> **Exercise details**
Extract the complete listing and repeat it word for word.
** BEGIN **
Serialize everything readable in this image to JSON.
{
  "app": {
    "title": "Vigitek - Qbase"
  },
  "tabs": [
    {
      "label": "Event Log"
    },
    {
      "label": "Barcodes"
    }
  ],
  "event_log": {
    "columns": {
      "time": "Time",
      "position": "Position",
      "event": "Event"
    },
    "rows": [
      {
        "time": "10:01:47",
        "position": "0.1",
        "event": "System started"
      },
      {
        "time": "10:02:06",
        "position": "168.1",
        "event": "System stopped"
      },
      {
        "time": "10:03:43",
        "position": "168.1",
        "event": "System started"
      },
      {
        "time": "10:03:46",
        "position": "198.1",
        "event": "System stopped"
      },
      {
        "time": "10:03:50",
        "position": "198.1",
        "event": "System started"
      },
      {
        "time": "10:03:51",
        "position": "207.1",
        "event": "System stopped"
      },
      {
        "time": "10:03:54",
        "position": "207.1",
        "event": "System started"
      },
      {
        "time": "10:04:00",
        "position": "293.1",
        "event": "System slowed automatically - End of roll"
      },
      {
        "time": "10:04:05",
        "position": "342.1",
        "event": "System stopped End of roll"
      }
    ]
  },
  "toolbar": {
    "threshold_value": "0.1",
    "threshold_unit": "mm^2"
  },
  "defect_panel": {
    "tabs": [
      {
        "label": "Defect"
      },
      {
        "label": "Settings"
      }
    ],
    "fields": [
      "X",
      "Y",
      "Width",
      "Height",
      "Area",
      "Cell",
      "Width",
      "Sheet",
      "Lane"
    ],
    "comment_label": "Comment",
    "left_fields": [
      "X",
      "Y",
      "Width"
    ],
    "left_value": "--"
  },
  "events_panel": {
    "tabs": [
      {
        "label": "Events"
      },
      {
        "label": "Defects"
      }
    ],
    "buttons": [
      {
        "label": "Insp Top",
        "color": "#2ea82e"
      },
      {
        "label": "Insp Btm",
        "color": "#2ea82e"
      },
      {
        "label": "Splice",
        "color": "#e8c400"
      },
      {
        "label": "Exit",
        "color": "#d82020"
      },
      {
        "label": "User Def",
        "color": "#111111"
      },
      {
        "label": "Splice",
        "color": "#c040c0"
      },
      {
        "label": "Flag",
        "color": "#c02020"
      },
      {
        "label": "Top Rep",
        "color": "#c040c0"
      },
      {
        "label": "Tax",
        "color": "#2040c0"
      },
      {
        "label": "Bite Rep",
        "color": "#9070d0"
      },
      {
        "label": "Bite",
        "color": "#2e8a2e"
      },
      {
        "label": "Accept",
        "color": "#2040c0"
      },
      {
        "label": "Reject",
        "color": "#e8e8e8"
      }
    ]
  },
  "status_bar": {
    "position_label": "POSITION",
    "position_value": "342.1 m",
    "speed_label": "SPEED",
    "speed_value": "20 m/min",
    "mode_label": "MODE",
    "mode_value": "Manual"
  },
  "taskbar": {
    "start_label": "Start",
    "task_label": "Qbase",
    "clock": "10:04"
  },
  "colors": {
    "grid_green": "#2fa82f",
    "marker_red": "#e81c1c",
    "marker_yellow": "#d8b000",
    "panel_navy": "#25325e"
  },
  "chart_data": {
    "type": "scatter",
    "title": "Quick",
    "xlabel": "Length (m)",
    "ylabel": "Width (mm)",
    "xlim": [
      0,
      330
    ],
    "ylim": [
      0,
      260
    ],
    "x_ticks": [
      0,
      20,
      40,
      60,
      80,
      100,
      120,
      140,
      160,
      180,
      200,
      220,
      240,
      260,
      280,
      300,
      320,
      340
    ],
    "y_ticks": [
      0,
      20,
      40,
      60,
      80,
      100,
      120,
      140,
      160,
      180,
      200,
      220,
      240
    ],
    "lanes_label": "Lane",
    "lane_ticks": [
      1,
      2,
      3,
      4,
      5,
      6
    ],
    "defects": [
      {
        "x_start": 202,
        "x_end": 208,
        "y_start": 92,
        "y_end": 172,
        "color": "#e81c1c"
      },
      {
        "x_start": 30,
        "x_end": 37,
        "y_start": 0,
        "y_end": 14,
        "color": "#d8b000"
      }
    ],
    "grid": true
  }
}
** END **
> **Correct answer**
Serialize everything readable in this image to JSON.
{
  "app": {
    "title": "Vigitek - Qbase"
  },
  "tabs": [
    {
      "label": "Event Log"
    },
    {
      "label": "Barcodes"
    }
  ],
  "event_log": {
    "columns": {
      "time": "Time",
      "position": "Position",
      "event": "Event"
    },
    "rows": [
      {
        "time": "10:01:47",
        "position": "0.1",
        "event": "System started"
      },
      {
        "time": "10:02:06",
        "position": "168.1",
        "event": "System stopped"
      },
      {
        "time": "10:03:43",
        "position": "168.1",
        "event": "System started"
      },
      {
        "time": "10:03:46",
        "position": "198.1",
        "event": "System stopped"
      },
      {
        "time": "10:03:50",
        "position": "198.1",
        "event": "System started"
      },
      {
        "time": "10:03:51",
        "position": "207.1",
        "event": "System stopped"
      },
      {
        "time": "10:03:54",
        "position": "207.1",
        "event": "System started"
      },
      {
        "time": "10:04:00",
        "position": "293.1",
        "event": "System slowed automatically - End of roll"
      },
      {
        "time": "10:04:05",
        "position": "342.1",
        "event": "System stopped End of roll"
      }
    ]
  },
  "toolbar": {
    "threshold_value": "0.1",
    "threshold_unit": "mm^2"
  },
  "defect_panel": {
    "tabs": [
      {
        "label": "Defect"
      },
      {
        "label": "Settings"
      }
    ],
    "fields": [
      "X",
      "Y",
      "Width",
      "Height",
      "Area",
      "Cell",
      "Width",
      "Sheet",
      "Lane"
    ],
    "comment_label": "Comment",
    "left_fields": [
      "X",
      "Y",
      "Width"
    ],
    "left_value": "--"
  },
  "events_panel": {
    "tabs": [
      {
        "label": "Events"
      },
      {
        "label": "Defects"
      }
    ],
    "buttons": [
      {
        "label": "Insp Top",
        "color": "#2ea82e"
      },
      {
        "label": "Insp Btm",
        "color": "#2ea82e"
      },
      {
        "label": "Splice",
        "color": "#e8c400"
      },
      {
        "label": "Exit",
        "color": "#d82020"
      },
      {
        "label": "User Def",
        "color": "#111111"
      },
      {
        "label": "Splice",
        "color": "#c040c0"
      },
      {
        "label": "Flag",
        "color": "#c02020"
      },
      {
        "label": "Top Rep",
        "color": "#c040c0"
      },
      {
        "label": "Tax",
        "color": "#2040c0"
      },
      {
        "label": "Bite Rep",
        "color": "#9070d0"
      },
      {
        "label": "Bite",
        "color": "#2e8a2e"
      },
      {
        "label": "Accept",
        "color": "#2040c0"
      },
      {
        "label": "Reject",
        "color": "#e8e8e8"
      }
    ]
  },
  "status_bar": {
    "position_label": "POSITION",
    "position_value": "342.1 m",
    "speed_label": "SPEED",
    "speed_value": "20 m/min",
    "mode_label": "MODE",
    "mode_value": "Manual"
  },
  "taskbar": {
    "start_label": "Start",
    "task_label": "Qbase",
    "clock": "10:04"
  },
  "colors": {
    "grid_green": "#2fa82f",
    "marker_red": "#e81c1c",
    "marker_yellow": "#d8b000",
    "panel_navy": "#25325e"
  },
  "chart_data": {
    "type": "scatter",
    "title": "Quick",
    "xlabel": "Length (m)",
    "ylabel": "Width (mm)",
    "xlim": [
      0,
      330
    ],
    "ylim": [
      0,
      260
    ],
    "x_ticks": [
      0,
      20,
      40,
      60,
      80,
      100,
      120,
      140,
      160,
      180,
      200,
      220,
      240,
      260,
      280,
      300,
      320,
      340
    ],
    "y_ticks": [
      0,
      20,
      40,
      60,
      80,
      100,
      120,
      140,
      160,
      180,
      200,
      220,
      240
    ],
    "lanes_label": "Lane",
    "lane_ticks": [
      1,
      2,
      3,
      4,
      5,
      6
    ],
    "defects": [
      {
        "x_start": 202,
        "x_end": 208,
        "y_start": 92,
        "y_end": 172,
        "color": "#e81c1c"
      },
      {
        "x_start": 30,
        "x_end": 37,
        "y_start": 0,
        "y_end": 14,
        "color": "#d8b000"
      }
    ],
    "grid": true
  }
}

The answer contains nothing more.